begin Material provided

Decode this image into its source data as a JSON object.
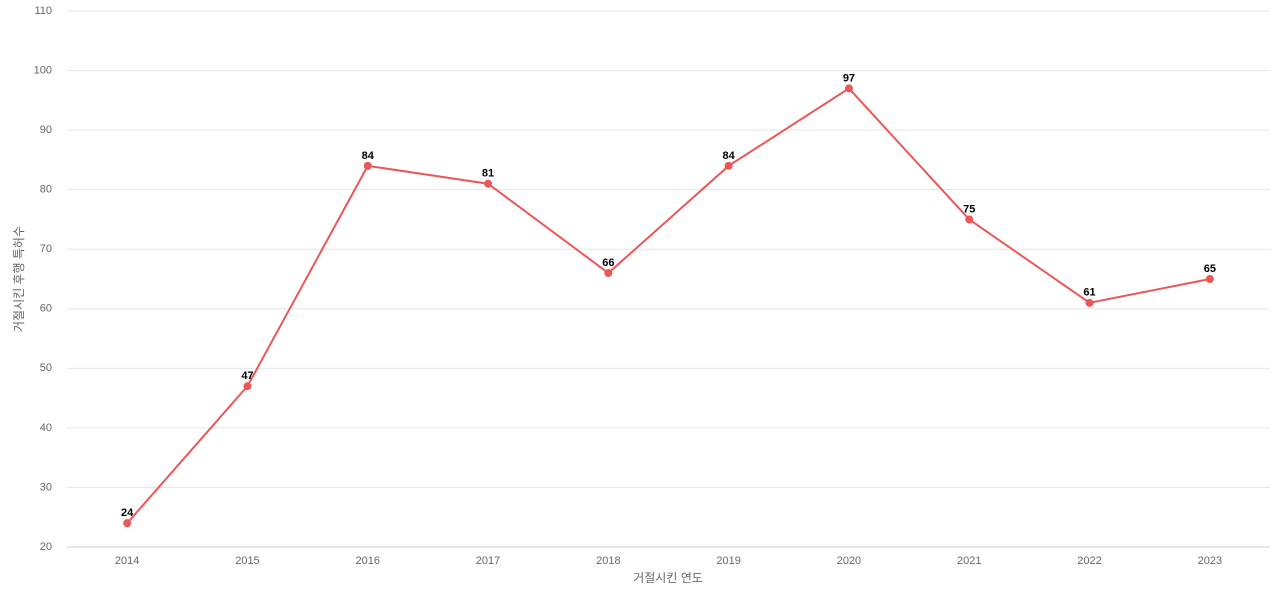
{
  "chart_data": {
    "type": "line",
    "x_label": "거절시킨 연도",
    "y_label": "거절시킨 후행 특허수",
    "categories": [
      "2014",
      "2015",
      "2016",
      "2017",
      "2018",
      "2019",
      "2020",
      "2021",
      "2022",
      "2023"
    ],
    "series": [
      {
        "color": "#eb5757",
        "values": [
          24,
          47,
          84,
          81,
          66,
          84,
          97,
          75,
          61,
          65
        ]
      }
    ],
    "ylim": [
      20,
      110
    ],
    "yticks": [
      20,
      30,
      40,
      50,
      60,
      70,
      80,
      90,
      100,
      110
    ],
    "grid": true
  }
}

end Material provided

**To do**
Transcribe the material exactly, keeping every word and none of the pictures.

**Written answer**
Decode this image into its source data as a JSON object.
{
  "chart_data": {
    "type": "line",
    "x_label": "거절시킨 연도",
    "y_label": "거절시킨 후행 특허수",
    "categories": [
      "2014",
      "2015",
      "2016",
      "2017",
      "2018",
      "2019",
      "2020",
      "2021",
      "2022",
      "2023"
    ],
    "series": [
      {
        "color": "#eb5757",
        "values": [
          24,
          47,
          84,
          81,
          66,
          84,
          97,
          75,
          61,
          65
        ]
      }
    ],
    "ylim": [
      20,
      110
    ],
    "yticks": [
      20,
      30,
      40,
      50,
      60,
      70,
      80,
      90,
      100,
      110
    ],
    "grid": true
  }
}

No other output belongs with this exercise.